◆ To be done
Return each line of the records below verbatim, making no alterations of any kind.

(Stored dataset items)
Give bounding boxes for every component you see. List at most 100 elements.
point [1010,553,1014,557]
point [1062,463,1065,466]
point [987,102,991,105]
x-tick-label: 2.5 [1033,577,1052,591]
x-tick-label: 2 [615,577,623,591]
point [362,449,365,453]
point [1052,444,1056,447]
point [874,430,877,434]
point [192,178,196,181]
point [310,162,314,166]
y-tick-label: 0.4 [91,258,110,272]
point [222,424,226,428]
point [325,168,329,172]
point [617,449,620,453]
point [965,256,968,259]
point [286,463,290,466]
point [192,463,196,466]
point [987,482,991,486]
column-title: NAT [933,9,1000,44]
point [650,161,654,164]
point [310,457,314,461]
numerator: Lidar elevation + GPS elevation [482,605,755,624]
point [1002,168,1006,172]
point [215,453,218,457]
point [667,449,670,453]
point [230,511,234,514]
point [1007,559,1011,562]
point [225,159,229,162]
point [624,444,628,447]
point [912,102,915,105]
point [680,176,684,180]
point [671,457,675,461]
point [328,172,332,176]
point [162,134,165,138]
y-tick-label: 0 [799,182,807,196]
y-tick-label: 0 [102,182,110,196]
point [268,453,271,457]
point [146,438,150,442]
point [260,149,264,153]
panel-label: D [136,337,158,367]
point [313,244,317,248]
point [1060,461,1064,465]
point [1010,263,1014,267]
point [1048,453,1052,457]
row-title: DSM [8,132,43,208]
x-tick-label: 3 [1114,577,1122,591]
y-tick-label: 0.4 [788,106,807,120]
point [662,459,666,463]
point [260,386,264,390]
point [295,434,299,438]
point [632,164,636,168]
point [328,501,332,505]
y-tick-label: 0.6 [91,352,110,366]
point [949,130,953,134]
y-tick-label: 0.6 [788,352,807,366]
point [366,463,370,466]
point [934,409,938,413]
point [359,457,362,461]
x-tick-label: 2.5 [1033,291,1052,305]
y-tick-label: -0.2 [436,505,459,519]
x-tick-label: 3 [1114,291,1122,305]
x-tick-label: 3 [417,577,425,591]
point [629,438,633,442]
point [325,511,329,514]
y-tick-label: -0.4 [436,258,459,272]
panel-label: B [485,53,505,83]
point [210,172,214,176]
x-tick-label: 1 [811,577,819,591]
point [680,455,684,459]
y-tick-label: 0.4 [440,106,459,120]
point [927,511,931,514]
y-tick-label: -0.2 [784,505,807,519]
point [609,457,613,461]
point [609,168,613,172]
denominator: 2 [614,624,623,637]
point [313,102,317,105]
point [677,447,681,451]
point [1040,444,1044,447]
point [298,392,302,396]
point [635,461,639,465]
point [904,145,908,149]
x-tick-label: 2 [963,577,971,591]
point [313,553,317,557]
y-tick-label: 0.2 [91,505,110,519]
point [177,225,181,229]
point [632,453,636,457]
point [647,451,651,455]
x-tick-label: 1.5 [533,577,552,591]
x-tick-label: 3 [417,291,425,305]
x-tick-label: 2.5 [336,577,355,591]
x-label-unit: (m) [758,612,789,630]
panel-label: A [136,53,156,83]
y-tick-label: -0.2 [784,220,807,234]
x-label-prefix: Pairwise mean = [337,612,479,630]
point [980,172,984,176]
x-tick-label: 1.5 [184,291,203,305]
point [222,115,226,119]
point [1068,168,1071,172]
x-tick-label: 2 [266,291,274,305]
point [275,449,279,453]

◆ Output for this task
Give bounding boxes for every component you see. List at most 100 elements.
point [1010,553,1014,557]
point [1062,463,1065,466]
point [987,102,991,105]
x-tick-label: 2.5 [1033,577,1052,591]
x-tick-label: 2 [615,577,623,591]
point [362,449,365,453]
point [1052,444,1056,447]
point [874,430,877,434]
point [192,178,196,181]
point [310,162,314,166]
y-tick-label: 0.4 [91,258,110,272]
point [222,424,226,428]
point [325,168,329,172]
point [617,449,620,453]
point [965,256,968,259]
point [286,463,290,466]
point [192,463,196,466]
point [987,482,991,486]
column-title: NAT [933,9,1000,44]
point [650,161,654,164]
point [310,457,314,461]
numerator: Lidar elevation + GPS elevation [482,605,755,624]
point [1002,168,1006,172]
point [215,453,218,457]
point [667,449,670,453]
point [230,511,234,514]
point [1007,559,1011,562]
point [225,159,229,162]
point [624,444,628,447]
point [912,102,915,105]
point [680,176,684,180]
point [671,457,675,461]
point [328,172,332,176]
point [162,134,165,138]
y-tick-label: 0 [799,182,807,196]
y-tick-label: 0 [102,182,110,196]
point [268,453,271,457]
point [146,438,150,442]
point [260,149,264,153]
panel-label: D [136,337,158,367]
point [313,244,317,248]
point [1060,461,1064,465]
point [1010,263,1014,267]
point [1048,453,1052,457]
row-title: DSM [8,132,43,208]
x-tick-label: 3 [1114,577,1122,591]
y-tick-label: 0.4 [788,106,807,120]
point [662,459,666,463]
point [260,386,264,390]
point [295,434,299,438]
point [632,164,636,168]
point [328,501,332,505]
y-tick-label: 0.6 [91,352,110,366]
point [949,130,953,134]
y-tick-label: 0.6 [788,352,807,366]
point [366,463,370,466]
point [934,409,938,413]
point [359,457,362,461]
x-tick-label: 2.5 [1033,291,1052,305]
y-tick-label: -0.2 [436,505,459,519]
x-tick-label: 3 [1114,291,1122,305]
x-tick-label: 3 [417,577,425,591]
point [629,438,633,442]
point [325,511,329,514]
y-tick-label: -0.4 [436,258,459,272]
panel-label: B [485,53,505,83]
point [210,172,214,176]
x-tick-label: 1 [811,577,819,591]
point [680,455,684,459]
y-tick-label: 0.4 [440,106,459,120]
point [927,511,931,514]
y-tick-label: -0.2 [784,505,807,519]
point [609,457,613,461]
point [609,168,613,172]
denominator: 2 [614,624,623,637]
point [313,102,317,105]
point [677,447,681,451]
point [1040,444,1044,447]
point [298,392,302,396]
point [635,461,639,465]
point [904,145,908,149]
x-tick-label: 2 [963,577,971,591]
point [313,553,317,557]
y-tick-label: 0.2 [91,505,110,519]
point [177,225,181,229]
point [632,453,636,457]
point [647,451,651,455]
x-tick-label: 1.5 [533,577,552,591]
x-tick-label: 3 [417,291,425,305]
x-tick-label: 2.5 [336,577,355,591]
x-label-unit: (m) [758,612,789,630]
panel-label: A [136,53,156,83]
y-tick-label: -0.2 [784,220,807,234]
x-label-prefix: Pairwise mean = [337,612,479,630]
point [980,172,984,176]
x-tick-label: 1.5 [184,291,203,305]
point [222,115,226,119]
point [1068,168,1071,172]
x-tick-label: 2 [266,291,274,305]
point [275,449,279,453]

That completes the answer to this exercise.